Copy the lines from the first one through the line with "slide-title: Look before", swapping "Optimize" for "Refactor" and leaving everything else unchanged.

Dataset rows:
□ □ □

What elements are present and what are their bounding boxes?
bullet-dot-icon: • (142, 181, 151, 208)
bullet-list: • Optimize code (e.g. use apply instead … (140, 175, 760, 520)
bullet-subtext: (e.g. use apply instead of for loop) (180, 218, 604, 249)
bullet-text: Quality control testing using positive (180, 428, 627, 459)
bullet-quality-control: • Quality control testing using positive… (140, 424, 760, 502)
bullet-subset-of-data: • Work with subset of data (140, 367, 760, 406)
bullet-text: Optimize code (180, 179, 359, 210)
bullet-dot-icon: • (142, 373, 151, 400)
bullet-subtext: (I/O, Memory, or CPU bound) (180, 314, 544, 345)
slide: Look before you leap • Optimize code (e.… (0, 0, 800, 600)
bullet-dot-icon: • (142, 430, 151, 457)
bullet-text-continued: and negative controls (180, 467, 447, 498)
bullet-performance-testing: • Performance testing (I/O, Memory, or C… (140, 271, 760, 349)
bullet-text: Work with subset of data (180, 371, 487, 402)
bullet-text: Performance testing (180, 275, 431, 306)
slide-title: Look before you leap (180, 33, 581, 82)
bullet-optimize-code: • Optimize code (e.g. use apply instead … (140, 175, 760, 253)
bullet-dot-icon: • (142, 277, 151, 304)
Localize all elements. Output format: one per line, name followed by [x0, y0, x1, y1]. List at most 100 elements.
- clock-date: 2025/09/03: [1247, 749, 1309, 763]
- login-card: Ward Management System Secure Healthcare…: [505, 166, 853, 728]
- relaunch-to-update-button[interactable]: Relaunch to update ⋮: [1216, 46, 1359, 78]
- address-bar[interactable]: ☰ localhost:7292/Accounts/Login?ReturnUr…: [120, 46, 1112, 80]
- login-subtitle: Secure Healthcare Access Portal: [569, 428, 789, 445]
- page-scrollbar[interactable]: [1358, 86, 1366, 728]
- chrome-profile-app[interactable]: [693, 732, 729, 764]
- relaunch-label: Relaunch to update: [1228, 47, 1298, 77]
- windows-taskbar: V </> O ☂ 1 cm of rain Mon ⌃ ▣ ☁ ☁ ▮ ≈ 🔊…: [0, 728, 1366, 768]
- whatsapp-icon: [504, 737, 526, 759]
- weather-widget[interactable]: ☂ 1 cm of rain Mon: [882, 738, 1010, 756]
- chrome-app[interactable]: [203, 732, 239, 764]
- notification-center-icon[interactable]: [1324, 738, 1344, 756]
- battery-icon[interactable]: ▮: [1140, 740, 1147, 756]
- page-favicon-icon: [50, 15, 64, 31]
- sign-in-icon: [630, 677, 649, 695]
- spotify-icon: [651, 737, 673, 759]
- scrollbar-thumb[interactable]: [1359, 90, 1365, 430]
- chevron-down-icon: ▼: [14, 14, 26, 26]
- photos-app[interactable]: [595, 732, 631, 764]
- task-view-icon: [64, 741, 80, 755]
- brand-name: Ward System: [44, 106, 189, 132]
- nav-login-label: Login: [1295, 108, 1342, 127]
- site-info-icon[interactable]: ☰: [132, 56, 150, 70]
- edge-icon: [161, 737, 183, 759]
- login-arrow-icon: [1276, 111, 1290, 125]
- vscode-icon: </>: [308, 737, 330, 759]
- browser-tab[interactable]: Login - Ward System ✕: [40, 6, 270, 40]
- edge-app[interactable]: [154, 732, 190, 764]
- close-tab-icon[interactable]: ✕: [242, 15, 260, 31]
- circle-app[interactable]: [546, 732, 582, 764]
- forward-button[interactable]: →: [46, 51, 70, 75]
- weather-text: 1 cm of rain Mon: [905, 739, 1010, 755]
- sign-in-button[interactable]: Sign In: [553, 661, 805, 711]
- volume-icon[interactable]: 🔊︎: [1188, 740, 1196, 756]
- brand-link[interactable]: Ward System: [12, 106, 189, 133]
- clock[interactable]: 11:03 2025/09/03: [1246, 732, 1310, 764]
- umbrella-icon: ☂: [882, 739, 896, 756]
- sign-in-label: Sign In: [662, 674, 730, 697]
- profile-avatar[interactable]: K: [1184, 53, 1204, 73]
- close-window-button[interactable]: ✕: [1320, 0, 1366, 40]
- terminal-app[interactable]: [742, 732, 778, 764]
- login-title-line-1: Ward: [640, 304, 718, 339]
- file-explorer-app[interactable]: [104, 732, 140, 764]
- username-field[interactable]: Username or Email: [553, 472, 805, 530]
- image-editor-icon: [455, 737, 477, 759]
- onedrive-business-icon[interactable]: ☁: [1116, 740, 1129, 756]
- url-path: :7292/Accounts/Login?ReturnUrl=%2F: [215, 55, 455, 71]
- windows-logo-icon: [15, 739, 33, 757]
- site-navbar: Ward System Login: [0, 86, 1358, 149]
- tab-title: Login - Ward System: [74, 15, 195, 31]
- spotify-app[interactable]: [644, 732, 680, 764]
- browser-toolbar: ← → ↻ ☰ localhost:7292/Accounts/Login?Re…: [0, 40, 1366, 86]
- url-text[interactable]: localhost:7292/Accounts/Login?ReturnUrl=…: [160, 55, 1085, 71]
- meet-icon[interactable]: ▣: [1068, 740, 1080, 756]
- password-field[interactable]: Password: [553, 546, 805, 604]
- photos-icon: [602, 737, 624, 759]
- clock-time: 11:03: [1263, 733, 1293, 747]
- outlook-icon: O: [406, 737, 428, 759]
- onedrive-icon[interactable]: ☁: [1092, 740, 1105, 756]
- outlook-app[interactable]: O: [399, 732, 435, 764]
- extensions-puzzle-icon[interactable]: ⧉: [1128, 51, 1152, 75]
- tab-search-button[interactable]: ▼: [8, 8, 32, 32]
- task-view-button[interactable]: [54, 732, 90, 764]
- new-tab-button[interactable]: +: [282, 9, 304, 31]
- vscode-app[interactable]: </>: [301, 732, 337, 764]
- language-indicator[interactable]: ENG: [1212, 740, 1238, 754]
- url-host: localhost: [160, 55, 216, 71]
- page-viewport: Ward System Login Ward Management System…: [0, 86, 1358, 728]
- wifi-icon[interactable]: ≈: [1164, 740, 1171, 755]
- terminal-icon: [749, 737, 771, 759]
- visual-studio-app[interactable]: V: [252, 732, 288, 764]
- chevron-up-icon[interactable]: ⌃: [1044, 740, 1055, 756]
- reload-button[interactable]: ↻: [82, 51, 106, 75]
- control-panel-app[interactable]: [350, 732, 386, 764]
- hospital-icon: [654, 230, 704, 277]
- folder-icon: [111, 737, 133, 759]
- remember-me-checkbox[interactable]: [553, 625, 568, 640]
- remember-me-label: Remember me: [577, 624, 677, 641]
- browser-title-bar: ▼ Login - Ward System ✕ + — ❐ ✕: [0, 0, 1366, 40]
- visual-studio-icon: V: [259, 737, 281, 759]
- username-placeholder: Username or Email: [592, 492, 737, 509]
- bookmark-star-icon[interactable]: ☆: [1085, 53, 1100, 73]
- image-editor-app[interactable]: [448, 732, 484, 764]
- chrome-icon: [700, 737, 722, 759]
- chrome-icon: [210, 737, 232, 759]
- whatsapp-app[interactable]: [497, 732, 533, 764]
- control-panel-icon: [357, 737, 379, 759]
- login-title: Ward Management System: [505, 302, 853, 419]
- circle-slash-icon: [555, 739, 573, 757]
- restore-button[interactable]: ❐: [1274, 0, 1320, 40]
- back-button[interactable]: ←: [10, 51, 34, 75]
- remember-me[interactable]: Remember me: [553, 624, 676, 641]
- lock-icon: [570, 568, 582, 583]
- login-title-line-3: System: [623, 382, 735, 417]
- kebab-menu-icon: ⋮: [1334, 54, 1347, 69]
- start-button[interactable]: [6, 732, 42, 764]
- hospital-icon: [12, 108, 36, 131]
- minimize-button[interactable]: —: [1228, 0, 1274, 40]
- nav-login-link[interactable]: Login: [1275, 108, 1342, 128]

□ □ □

Answer in full:
What elements are present and what are their bounding boxes?
bullet-dot-icon: • (142, 181, 151, 208)
bullet-list: • Refactor code (e.g. use apply instead … (140, 175, 760, 520)
bullet-subtext: (e.g. use apply instead of for loop) (180, 218, 604, 249)
bullet-text: Quality control testing using positive (180, 428, 627, 459)
bullet-quality-control: • Quality control testing using positive… (140, 424, 760, 502)
bullet-subset-of-data: • Work with subset of data (140, 367, 760, 406)
bullet-text: Refactor code (180, 179, 359, 210)
bullet-dot-icon: • (142, 373, 151, 400)
bullet-subtext: (I/O, Memory, or CPU bound) (180, 314, 544, 345)
slide: Look before you leap • Refactor code (e.… (0, 0, 800, 600)
bullet-dot-icon: • (142, 430, 151, 457)
bullet-text-continued: and negative controls (180, 467, 447, 498)
bullet-performance-testing: • Performance testing (I/O, Memory, or C… (140, 271, 760, 349)
bullet-text: Work with subset of data (180, 371, 487, 402)
bullet-text: Performance testing (180, 275, 431, 306)
slide-title: Look before you leap (180, 33, 581, 82)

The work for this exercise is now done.